• **Your task**
From the listing below, pick out each line with the word "object".

Stored dataset items
%%

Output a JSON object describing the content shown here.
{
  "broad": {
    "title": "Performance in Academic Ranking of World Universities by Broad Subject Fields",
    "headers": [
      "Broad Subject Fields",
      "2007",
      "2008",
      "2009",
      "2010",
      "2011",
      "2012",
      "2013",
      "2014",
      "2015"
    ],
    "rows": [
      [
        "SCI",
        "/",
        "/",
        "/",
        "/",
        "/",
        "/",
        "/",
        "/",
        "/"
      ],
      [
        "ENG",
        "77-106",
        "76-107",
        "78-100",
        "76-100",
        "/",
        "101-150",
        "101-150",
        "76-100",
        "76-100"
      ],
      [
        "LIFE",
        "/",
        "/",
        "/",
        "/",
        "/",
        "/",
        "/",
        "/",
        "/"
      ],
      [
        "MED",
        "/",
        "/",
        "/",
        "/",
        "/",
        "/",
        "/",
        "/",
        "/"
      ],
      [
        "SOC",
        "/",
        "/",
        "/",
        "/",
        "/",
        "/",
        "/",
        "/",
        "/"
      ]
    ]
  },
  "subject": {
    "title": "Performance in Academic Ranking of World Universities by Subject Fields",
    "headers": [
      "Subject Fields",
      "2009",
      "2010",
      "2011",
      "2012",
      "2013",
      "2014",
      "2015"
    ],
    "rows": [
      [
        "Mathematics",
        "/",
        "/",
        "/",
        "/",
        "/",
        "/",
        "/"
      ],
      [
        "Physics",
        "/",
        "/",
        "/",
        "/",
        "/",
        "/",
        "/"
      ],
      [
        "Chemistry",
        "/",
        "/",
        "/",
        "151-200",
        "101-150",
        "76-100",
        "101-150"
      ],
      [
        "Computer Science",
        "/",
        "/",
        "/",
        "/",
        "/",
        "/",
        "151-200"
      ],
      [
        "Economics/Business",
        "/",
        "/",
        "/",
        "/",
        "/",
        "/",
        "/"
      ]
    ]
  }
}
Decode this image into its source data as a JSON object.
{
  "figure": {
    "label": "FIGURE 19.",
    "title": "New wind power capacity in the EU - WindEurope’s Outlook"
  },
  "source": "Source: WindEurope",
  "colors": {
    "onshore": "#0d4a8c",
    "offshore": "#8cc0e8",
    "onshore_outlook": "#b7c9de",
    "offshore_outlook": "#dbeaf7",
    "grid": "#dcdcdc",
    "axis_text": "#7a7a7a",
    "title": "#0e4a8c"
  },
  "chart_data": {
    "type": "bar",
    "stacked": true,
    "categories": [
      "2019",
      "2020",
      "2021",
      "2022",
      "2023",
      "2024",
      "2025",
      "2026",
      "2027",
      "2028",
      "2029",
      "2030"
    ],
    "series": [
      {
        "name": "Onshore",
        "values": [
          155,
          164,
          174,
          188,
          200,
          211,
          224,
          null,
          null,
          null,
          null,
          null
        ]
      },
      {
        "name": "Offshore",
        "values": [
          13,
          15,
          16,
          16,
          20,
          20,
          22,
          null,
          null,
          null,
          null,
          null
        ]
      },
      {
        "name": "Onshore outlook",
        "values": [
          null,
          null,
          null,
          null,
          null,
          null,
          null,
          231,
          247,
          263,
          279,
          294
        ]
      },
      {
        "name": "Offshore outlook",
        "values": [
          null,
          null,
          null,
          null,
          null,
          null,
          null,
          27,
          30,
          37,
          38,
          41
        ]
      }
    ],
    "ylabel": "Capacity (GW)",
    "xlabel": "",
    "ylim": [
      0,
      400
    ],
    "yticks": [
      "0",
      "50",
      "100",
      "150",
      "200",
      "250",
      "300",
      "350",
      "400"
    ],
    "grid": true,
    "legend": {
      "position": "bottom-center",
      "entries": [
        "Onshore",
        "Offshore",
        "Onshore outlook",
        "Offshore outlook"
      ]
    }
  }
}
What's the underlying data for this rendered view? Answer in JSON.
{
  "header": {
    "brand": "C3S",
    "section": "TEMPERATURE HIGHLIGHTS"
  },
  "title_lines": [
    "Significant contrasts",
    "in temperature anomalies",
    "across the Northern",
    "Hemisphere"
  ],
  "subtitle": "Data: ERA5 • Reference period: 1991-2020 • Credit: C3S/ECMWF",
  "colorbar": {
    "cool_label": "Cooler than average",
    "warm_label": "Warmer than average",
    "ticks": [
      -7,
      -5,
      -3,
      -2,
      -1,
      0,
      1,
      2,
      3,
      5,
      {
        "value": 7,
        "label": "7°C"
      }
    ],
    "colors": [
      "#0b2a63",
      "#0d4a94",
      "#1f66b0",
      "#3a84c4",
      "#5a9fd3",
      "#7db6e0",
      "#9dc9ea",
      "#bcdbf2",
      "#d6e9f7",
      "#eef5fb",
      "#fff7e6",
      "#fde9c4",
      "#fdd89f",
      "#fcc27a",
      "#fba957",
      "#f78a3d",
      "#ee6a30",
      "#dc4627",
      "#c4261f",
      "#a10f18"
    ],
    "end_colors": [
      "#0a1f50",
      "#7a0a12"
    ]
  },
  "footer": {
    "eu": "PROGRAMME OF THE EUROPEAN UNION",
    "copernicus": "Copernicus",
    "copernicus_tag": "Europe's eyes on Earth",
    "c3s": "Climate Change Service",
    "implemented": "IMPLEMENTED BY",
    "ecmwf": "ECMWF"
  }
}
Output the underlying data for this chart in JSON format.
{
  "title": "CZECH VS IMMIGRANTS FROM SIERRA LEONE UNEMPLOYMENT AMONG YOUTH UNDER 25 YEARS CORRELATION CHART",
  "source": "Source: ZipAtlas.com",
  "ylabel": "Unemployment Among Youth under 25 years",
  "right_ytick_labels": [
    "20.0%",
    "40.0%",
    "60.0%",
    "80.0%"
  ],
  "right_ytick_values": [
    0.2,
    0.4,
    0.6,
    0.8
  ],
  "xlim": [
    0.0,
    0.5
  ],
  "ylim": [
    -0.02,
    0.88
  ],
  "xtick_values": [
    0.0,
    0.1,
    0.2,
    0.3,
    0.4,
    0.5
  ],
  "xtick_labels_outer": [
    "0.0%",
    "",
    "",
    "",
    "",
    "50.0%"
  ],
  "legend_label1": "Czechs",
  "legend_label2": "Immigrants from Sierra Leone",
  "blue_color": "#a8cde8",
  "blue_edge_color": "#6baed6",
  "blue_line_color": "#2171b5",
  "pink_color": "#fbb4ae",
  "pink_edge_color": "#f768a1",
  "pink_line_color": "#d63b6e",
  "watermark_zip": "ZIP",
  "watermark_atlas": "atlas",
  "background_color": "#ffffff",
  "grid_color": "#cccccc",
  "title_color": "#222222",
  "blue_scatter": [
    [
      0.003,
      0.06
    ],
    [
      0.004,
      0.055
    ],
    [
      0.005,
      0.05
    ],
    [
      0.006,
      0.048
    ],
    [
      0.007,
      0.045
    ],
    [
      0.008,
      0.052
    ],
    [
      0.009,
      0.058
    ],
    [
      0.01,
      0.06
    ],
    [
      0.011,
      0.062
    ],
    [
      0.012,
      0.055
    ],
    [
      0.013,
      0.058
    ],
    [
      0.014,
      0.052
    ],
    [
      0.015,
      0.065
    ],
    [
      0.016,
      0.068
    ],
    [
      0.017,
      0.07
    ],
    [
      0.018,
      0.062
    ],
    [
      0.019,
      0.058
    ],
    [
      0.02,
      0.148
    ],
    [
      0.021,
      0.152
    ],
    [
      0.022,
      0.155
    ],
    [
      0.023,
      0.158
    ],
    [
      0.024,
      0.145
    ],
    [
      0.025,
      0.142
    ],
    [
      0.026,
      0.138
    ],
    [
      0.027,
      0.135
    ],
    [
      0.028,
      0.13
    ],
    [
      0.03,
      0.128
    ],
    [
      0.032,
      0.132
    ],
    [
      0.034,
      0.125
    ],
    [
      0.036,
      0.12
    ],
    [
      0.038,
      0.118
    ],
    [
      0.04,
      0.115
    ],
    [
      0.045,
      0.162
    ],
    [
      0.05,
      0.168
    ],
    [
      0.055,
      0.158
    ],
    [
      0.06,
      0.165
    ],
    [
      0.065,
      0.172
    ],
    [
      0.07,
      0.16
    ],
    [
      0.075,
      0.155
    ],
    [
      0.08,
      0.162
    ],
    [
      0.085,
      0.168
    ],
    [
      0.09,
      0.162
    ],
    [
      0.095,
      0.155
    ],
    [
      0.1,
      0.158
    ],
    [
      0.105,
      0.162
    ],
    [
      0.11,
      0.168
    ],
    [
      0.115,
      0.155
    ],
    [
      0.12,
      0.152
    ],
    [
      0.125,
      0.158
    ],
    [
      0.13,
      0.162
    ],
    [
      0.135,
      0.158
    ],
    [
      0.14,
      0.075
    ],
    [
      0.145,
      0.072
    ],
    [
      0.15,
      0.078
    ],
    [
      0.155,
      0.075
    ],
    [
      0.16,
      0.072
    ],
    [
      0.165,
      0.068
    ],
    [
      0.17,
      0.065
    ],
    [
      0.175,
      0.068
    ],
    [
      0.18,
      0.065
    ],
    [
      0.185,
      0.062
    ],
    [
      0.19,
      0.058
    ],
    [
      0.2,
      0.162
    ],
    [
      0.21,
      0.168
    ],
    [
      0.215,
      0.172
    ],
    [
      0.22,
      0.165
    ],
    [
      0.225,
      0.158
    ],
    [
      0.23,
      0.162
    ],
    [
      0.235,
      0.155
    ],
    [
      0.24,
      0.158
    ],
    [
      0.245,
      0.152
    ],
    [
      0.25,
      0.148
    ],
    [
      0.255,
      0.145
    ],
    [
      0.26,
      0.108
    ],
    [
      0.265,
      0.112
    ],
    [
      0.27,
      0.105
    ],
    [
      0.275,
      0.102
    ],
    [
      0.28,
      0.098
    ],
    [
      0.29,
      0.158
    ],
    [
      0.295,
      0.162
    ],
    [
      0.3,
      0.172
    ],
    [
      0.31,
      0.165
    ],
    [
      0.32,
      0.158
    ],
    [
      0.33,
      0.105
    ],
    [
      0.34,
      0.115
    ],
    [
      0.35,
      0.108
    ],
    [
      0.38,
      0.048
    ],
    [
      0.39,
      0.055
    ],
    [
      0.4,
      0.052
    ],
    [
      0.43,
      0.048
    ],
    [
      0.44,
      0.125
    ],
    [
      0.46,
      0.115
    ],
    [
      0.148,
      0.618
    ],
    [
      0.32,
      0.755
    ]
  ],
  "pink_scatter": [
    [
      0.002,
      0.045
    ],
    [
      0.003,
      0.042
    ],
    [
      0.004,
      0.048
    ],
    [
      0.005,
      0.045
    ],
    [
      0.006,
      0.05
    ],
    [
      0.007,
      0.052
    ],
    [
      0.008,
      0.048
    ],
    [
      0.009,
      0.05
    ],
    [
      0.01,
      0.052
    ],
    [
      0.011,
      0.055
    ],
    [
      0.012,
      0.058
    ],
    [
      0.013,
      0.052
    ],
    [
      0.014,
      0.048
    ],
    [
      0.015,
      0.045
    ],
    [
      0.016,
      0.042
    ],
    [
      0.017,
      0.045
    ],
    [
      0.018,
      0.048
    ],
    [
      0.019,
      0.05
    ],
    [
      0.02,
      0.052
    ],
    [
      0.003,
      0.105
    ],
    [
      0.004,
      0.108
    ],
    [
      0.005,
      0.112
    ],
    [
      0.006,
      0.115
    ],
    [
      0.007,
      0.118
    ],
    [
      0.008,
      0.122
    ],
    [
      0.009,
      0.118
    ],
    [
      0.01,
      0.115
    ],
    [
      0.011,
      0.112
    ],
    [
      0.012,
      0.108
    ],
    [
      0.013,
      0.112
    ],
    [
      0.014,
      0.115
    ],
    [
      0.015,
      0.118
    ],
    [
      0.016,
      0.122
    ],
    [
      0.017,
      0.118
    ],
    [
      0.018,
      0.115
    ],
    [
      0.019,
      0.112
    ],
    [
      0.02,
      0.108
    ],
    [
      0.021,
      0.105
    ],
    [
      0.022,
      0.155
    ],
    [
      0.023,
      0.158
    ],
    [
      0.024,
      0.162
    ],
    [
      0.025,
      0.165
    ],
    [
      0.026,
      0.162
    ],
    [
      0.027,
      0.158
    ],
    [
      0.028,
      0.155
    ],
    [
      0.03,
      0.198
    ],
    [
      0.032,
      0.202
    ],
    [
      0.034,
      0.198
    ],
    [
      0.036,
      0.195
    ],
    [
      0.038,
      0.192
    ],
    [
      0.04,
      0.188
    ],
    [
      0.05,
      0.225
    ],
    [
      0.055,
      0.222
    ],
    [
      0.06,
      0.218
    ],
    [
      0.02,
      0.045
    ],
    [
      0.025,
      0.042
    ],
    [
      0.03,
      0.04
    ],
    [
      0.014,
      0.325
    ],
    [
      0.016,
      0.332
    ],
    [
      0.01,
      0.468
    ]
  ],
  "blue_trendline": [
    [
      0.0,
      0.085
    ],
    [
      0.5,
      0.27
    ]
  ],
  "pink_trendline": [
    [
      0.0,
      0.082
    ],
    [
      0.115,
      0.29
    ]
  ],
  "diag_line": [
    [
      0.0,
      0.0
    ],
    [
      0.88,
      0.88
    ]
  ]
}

%%

• **Finished answer**
Output a JSON object describing the content shown here.
Decode this image into its source data as a JSON object.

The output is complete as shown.